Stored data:

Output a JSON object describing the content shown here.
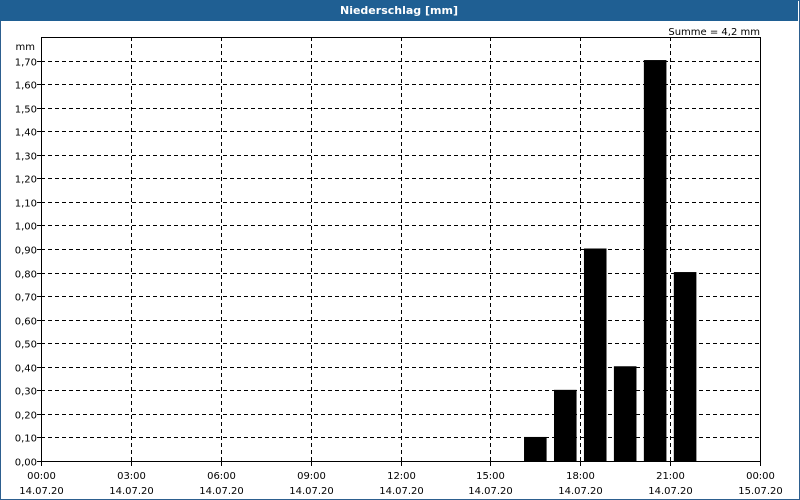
{
  "chart_data": {
    "type": "bar",
    "title": "Niederschlag [mm]",
    "ylabel": "mm",
    "sum_label": "Summe = 4,2 mm",
    "ylim": [
      0,
      1.8
    ],
    "y_ticks": [
      0,
      0.1,
      0.2,
      0.3,
      0.4,
      0.5,
      0.6,
      0.7,
      0.8,
      0.9,
      1.0,
      1.1,
      1.2,
      1.3,
      1.4,
      1.5,
      1.6,
      1.7
    ],
    "y_tick_labels": [
      "0,00",
      "0,10",
      "0,20",
      "0,30",
      "0,40",
      "0,50",
      "0,60",
      "0,70",
      "0,80",
      "0,90",
      "1,00",
      "1,10",
      "1,20",
      "1,30",
      "1,40",
      "1,50",
      "1,60",
      "1,70"
    ],
    "x_range_hours": [
      0,
      24
    ],
    "x_ticks": [
      {
        "time": "00:00",
        "date": "14.07.20"
      },
      {
        "time": "03:00",
        "date": "14.07.20"
      },
      {
        "time": "06:00",
        "date": "14.07.20"
      },
      {
        "time": "09:00",
        "date": "14.07.20"
      },
      {
        "time": "12:00",
        "date": "14.07.20"
      },
      {
        "time": "15:00",
        "date": "14.07.20"
      },
      {
        "time": "18:00",
        "date": "14.07.20"
      },
      {
        "time": "21:00",
        "date": "14.07.20"
      },
      {
        "time": "00:00",
        "date": "15.07.20"
      }
    ],
    "bars": [
      {
        "start": "16:00",
        "end": "17:00",
        "value": 0.1
      },
      {
        "start": "17:00",
        "end": "18:00",
        "value": 0.3
      },
      {
        "start": "18:00",
        "end": "19:00",
        "value": 0.9
      },
      {
        "start": "19:00",
        "end": "20:00",
        "value": 0.4
      },
      {
        "start": "20:00",
        "end": "21:00",
        "value": 1.7
      },
      {
        "start": "21:00",
        "end": "22:00",
        "value": 0.8
      }
    ],
    "grid": true,
    "bar_color": "#000000"
  }
}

WHAT THE EXERCISE ASKS: Quote all the records verbatim, dropping any pictures from your copy.

FULL OUTPUT:
Output a JSON object describing the content shown here.
{
  "chart_data": {
    "type": "bar",
    "title": "Niederschlag [mm]",
    "ylabel": "mm",
    "sum_label": "Summe = 4,2 mm",
    "ylim": [
      0,
      1.8
    ],
    "y_ticks": [
      0,
      0.1,
      0.2,
      0.3,
      0.4,
      0.5,
      0.6,
      0.7,
      0.8,
      0.9,
      1.0,
      1.1,
      1.2,
      1.3,
      1.4,
      1.5,
      1.6,
      1.7
    ],
    "y_tick_labels": [
      "0,00",
      "0,10",
      "0,20",
      "0,30",
      "0,40",
      "0,50",
      "0,60",
      "0,70",
      "0,80",
      "0,90",
      "1,00",
      "1,10",
      "1,20",
      "1,30",
      "1,40",
      "1,50",
      "1,60",
      "1,70"
    ],
    "x_range_hours": [
      0,
      24
    ],
    "x_ticks": [
      {
        "time": "00:00",
        "date": "14.07.20"
      },
      {
        "time": "03:00",
        "date": "14.07.20"
      },
      {
        "time": "06:00",
        "date": "14.07.20"
      },
      {
        "time": "09:00",
        "date": "14.07.20"
      },
      {
        "time": "12:00",
        "date": "14.07.20"
      },
      {
        "time": "15:00",
        "date": "14.07.20"
      },
      {
        "time": "18:00",
        "date": "14.07.20"
      },
      {
        "time": "21:00",
        "date": "14.07.20"
      },
      {
        "time": "00:00",
        "date": "15.07.20"
      }
    ],
    "bars": [
      {
        "start": "16:00",
        "end": "17:00",
        "value": 0.1
      },
      {
        "start": "17:00",
        "end": "18:00",
        "value": 0.3
      },
      {
        "start": "18:00",
        "end": "19:00",
        "value": 0.9
      },
      {
        "start": "19:00",
        "end": "20:00",
        "value": 0.4
      },
      {
        "start": "20:00",
        "end": "21:00",
        "value": 1.7
      },
      {
        "start": "21:00",
        "end": "22:00",
        "value": 0.8
      }
    ],
    "grid": true,
    "bar_color": "#000000"
  }
}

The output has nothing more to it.